#### TASK TO COMPLETE
Scan the listing below. Report each line that includes "ylabel".

#### DATASET RECORDS
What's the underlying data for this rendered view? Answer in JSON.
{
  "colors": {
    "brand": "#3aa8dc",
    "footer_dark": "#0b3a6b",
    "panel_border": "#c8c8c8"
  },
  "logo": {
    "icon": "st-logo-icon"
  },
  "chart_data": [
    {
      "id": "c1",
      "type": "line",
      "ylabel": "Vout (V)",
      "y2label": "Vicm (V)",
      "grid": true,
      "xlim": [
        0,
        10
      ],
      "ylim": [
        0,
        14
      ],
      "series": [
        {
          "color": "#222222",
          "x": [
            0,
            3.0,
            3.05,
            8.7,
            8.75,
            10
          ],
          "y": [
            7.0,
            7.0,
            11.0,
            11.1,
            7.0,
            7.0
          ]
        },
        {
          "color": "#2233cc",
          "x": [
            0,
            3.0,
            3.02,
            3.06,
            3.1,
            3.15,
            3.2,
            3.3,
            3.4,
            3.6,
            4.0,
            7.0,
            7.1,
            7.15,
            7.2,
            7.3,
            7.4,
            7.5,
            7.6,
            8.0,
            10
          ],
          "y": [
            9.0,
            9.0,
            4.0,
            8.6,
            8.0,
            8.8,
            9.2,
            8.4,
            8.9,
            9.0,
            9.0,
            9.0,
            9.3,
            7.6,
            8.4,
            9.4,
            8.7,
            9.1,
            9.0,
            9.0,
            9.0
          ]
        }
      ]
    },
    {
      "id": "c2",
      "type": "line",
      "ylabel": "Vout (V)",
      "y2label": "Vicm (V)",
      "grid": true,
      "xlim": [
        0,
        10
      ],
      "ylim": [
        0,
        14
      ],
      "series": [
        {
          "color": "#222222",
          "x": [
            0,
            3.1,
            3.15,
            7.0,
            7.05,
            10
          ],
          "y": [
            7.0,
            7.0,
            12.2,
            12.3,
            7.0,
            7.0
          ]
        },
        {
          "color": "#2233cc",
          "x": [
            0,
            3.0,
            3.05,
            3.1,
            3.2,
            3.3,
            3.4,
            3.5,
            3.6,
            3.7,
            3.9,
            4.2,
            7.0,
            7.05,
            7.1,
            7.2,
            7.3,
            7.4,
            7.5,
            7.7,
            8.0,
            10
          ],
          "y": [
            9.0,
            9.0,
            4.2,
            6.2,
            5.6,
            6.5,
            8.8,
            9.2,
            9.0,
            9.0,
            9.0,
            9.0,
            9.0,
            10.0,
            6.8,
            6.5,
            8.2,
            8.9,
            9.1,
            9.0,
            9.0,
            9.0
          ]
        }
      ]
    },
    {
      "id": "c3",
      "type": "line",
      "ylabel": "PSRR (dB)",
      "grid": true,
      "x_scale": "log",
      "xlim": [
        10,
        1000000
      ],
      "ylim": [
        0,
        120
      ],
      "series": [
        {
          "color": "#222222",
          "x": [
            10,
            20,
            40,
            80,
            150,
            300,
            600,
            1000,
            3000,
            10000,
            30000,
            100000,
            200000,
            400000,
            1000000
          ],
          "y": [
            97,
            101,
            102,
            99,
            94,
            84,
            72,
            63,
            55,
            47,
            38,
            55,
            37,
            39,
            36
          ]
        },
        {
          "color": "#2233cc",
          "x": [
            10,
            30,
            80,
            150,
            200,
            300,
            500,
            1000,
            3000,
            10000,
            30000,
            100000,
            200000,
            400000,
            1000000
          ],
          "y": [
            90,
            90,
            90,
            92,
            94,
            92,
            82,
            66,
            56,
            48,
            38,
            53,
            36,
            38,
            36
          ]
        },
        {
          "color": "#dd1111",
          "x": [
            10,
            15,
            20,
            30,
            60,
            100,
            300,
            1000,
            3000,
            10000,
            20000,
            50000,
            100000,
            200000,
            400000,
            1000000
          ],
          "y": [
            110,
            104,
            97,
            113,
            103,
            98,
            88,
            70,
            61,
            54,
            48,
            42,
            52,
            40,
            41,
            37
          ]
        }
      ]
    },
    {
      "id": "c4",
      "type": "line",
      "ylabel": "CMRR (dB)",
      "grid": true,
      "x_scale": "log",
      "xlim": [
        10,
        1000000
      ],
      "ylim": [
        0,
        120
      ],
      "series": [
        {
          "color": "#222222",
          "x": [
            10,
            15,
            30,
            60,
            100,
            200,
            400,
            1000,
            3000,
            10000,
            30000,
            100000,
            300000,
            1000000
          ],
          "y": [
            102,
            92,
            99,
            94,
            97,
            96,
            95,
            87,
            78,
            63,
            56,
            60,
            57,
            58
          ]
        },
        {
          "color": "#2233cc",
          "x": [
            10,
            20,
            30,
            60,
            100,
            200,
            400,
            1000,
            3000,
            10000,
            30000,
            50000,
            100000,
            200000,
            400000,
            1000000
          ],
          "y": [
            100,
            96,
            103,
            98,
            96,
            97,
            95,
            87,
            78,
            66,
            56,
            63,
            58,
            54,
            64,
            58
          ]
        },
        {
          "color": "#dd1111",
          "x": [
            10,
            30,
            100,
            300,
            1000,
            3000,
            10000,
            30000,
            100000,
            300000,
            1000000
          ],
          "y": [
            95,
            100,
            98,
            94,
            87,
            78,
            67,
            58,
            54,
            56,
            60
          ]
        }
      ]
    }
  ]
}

---

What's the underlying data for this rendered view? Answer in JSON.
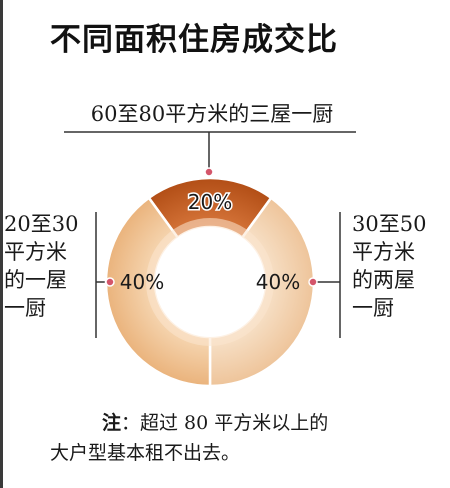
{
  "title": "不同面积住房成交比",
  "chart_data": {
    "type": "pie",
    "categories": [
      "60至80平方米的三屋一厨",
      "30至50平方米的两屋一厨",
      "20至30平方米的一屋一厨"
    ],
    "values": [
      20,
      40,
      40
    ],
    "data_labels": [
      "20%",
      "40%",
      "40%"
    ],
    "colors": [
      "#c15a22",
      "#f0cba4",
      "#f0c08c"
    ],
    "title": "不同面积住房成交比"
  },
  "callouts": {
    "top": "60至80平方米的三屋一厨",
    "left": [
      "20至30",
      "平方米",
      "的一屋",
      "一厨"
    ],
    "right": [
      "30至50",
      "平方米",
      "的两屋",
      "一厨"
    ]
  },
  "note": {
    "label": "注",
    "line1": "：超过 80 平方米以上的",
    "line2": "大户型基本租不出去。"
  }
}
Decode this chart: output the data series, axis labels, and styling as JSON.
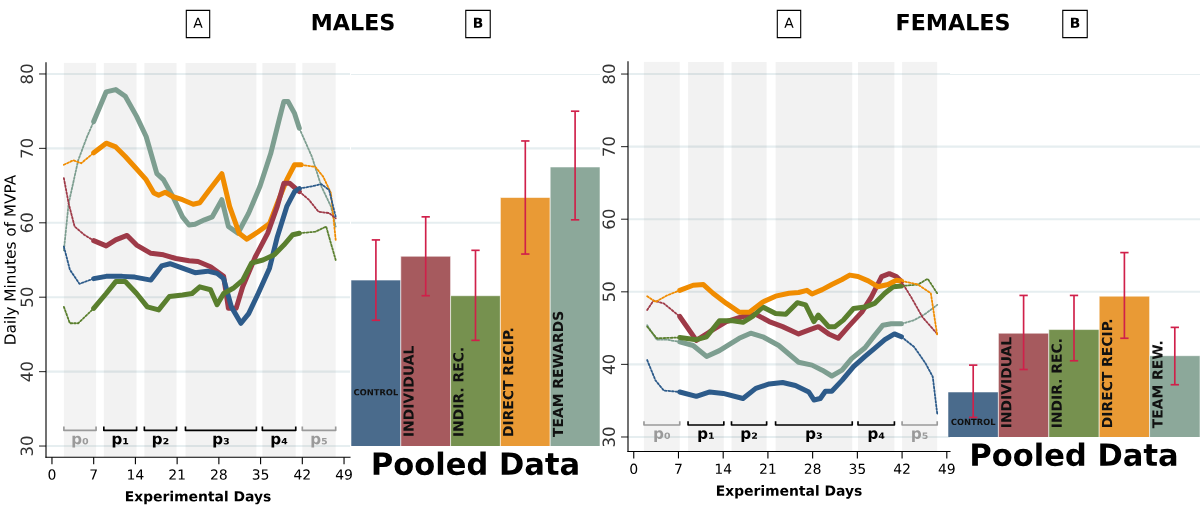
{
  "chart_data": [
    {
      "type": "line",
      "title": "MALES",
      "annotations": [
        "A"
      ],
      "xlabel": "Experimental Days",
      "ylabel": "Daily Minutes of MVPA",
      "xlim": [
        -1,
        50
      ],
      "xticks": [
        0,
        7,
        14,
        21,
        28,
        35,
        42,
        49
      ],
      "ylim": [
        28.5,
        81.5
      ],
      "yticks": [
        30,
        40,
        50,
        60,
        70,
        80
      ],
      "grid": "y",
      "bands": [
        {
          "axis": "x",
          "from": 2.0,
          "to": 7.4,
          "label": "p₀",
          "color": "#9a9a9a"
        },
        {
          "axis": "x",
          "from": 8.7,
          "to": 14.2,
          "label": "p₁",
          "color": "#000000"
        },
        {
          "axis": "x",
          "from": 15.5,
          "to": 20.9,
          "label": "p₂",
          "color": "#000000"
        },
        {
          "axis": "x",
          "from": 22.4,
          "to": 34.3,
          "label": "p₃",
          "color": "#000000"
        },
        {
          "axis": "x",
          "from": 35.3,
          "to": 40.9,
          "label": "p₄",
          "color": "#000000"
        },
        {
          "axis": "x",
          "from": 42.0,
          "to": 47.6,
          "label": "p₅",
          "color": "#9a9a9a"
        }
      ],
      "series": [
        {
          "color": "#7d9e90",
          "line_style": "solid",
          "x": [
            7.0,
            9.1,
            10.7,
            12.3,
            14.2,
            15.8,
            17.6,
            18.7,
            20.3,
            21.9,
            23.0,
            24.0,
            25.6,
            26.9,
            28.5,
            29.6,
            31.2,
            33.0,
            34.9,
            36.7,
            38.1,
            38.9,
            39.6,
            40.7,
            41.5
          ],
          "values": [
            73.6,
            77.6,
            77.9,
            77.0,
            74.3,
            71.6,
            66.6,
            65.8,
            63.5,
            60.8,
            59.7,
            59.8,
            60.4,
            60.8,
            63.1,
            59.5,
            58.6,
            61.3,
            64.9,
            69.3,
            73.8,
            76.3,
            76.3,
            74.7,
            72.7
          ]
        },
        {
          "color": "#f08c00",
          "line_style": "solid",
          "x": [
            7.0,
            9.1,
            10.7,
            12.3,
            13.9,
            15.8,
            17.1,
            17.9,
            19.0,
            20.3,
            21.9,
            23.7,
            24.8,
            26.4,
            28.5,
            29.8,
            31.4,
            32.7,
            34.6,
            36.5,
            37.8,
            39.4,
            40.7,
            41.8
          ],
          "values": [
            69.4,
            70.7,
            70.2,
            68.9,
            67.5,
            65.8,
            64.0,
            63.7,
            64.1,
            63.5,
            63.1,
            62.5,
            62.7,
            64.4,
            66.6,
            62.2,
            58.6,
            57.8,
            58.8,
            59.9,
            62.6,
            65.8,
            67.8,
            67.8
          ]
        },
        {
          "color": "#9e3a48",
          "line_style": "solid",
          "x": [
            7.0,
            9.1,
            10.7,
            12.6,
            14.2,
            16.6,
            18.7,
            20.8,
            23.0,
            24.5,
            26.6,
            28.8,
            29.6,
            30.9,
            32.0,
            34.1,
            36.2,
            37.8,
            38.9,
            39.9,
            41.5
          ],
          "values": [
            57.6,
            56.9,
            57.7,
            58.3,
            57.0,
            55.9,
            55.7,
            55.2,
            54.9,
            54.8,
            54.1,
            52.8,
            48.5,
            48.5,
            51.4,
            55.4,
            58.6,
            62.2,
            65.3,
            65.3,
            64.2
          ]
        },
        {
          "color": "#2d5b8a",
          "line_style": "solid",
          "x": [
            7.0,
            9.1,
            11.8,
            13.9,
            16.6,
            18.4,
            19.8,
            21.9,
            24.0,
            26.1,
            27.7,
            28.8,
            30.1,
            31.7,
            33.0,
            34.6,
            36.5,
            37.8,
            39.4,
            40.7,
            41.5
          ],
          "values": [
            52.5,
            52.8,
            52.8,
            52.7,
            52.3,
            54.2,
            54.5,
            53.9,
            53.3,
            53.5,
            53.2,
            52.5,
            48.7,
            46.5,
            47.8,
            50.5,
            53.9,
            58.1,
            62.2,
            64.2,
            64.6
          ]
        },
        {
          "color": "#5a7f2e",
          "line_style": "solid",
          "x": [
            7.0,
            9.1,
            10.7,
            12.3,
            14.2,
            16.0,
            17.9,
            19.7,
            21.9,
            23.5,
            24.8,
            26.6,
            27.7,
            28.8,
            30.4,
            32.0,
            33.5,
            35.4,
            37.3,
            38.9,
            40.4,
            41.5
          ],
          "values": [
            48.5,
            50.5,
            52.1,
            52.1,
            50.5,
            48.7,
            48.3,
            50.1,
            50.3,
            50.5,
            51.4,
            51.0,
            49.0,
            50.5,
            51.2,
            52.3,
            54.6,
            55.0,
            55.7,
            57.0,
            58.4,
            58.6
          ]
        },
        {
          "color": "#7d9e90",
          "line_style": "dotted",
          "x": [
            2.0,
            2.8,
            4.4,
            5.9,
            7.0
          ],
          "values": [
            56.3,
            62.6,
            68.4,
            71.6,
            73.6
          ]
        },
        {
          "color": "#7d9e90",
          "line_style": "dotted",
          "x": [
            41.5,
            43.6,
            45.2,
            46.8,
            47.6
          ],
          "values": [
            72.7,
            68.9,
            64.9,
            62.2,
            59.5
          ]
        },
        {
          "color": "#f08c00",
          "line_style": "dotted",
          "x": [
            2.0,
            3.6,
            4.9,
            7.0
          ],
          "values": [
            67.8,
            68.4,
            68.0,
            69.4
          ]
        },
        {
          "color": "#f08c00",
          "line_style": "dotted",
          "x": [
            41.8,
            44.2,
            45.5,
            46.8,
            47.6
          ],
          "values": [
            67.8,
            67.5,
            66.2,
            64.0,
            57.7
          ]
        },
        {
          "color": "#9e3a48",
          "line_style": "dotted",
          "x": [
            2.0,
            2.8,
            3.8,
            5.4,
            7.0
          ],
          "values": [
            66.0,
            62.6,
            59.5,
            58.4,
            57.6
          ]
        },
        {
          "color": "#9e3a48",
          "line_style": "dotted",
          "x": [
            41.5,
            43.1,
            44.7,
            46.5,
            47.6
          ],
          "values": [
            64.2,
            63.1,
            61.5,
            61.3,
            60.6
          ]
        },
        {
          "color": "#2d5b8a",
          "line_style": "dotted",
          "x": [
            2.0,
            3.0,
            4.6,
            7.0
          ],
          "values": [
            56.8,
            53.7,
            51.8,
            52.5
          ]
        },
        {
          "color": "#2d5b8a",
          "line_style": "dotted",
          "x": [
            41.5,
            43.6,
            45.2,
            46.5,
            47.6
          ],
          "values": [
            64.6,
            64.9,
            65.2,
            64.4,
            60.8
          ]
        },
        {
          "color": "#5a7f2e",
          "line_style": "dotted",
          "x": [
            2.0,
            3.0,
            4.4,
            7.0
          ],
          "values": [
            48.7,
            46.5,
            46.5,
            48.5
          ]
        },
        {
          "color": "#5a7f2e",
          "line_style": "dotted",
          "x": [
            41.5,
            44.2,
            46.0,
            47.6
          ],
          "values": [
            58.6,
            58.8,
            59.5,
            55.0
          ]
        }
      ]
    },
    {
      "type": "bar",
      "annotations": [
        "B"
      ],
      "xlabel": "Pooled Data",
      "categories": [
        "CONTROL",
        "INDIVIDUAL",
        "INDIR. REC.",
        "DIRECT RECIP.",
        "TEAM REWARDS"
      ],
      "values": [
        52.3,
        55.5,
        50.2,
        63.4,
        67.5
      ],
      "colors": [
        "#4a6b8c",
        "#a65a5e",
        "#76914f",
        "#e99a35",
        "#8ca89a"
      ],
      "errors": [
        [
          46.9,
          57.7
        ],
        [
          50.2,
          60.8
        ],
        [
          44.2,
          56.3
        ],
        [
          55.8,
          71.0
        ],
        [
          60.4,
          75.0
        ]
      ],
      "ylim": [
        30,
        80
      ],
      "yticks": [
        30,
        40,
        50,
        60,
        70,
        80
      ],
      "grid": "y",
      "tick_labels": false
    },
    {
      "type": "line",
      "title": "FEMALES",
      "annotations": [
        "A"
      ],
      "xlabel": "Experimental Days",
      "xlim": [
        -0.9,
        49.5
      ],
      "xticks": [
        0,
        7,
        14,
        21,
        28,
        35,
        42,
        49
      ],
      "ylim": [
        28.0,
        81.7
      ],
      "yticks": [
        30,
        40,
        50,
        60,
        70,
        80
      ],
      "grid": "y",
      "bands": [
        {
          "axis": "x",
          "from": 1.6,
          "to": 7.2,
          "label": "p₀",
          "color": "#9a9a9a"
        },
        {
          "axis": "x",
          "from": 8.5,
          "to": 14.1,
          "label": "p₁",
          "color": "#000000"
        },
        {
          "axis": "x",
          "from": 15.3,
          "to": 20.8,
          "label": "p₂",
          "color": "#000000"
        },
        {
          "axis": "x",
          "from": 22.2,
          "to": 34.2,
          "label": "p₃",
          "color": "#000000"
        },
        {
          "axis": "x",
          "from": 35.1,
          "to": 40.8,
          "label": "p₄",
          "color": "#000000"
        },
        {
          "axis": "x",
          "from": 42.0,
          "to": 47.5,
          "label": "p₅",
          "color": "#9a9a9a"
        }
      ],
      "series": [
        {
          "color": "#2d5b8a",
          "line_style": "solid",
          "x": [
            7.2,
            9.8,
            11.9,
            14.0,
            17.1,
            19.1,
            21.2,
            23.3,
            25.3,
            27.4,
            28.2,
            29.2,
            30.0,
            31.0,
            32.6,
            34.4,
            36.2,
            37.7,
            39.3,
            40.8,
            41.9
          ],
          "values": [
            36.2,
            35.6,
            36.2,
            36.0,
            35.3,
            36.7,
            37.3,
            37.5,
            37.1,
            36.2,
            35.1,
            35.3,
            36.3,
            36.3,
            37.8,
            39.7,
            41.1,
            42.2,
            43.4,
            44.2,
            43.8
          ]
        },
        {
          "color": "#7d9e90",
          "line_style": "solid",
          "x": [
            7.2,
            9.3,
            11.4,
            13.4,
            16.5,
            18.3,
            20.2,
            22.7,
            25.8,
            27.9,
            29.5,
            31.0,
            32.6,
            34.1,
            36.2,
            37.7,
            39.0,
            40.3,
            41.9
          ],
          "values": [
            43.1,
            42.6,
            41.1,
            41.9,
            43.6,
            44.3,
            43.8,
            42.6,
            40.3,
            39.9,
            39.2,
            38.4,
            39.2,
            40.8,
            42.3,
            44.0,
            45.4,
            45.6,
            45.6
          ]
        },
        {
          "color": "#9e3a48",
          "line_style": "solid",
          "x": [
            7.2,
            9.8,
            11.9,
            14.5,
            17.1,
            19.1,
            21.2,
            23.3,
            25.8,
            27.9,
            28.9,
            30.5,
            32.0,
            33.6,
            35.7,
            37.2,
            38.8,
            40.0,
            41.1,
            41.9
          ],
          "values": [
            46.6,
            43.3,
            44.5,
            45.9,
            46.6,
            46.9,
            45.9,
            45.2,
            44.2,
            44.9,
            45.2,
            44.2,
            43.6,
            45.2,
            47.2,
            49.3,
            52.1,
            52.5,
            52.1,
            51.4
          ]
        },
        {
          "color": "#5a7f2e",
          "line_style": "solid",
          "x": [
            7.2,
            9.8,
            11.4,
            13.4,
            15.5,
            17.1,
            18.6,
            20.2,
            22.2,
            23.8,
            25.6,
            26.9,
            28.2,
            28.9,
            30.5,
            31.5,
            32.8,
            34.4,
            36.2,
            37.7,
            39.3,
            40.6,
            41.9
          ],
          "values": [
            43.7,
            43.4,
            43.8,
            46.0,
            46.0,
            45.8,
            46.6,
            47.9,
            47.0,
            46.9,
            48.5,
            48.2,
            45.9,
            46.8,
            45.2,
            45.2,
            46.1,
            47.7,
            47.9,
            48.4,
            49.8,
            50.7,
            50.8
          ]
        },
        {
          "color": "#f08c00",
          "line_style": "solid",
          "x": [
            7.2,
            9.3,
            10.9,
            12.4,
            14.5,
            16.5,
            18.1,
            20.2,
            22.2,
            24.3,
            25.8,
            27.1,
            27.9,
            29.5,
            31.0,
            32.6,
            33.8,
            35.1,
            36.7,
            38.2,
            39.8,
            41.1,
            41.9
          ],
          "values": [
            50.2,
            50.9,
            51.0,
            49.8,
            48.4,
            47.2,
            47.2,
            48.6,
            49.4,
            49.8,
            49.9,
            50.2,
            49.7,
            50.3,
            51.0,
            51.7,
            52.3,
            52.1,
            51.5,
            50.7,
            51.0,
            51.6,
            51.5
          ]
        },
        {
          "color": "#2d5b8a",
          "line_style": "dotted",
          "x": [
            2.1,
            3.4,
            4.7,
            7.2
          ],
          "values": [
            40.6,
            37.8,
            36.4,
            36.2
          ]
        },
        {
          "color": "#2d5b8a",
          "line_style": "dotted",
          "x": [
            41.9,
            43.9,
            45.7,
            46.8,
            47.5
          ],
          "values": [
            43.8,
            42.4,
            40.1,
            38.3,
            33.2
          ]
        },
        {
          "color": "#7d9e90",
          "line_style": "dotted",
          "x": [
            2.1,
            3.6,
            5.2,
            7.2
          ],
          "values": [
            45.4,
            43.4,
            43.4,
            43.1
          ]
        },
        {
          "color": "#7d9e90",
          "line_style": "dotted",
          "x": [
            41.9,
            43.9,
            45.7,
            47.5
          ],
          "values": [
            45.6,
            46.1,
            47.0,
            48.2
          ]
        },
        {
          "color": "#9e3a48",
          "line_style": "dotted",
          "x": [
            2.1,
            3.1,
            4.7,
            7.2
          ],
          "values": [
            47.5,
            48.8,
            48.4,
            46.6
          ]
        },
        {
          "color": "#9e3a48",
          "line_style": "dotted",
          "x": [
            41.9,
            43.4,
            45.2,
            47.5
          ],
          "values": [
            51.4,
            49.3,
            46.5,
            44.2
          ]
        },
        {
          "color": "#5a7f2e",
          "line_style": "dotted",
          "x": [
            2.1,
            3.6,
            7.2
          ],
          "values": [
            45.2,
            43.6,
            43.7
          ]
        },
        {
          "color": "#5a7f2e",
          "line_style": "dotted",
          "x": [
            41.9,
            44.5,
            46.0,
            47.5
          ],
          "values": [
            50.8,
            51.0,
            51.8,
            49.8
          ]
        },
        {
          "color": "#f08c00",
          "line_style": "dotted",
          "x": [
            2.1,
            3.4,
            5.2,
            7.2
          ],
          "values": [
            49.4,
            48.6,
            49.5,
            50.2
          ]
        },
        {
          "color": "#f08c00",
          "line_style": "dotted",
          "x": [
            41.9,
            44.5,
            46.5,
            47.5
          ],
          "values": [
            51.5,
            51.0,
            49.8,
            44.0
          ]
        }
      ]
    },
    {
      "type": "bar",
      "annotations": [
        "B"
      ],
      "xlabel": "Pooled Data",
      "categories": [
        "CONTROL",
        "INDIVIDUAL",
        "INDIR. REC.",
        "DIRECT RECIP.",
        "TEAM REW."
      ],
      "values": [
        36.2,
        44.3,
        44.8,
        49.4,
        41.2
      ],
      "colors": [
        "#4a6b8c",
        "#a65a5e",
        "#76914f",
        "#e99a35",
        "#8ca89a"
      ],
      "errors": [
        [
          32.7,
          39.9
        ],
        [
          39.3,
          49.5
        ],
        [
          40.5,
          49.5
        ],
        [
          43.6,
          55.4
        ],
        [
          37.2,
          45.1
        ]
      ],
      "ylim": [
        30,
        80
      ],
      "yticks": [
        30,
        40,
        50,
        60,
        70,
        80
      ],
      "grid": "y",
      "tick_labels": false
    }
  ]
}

#### RESULT OF THIS EXERCISE
      "ylabel": "Vout (V)",
      "ylabel": "Vout (V)",
      "ylabel": "PSRR (dB)",
      "ylabel": "CMRR (dB)",
      "ylabel": "Daily Minutes of MVPA",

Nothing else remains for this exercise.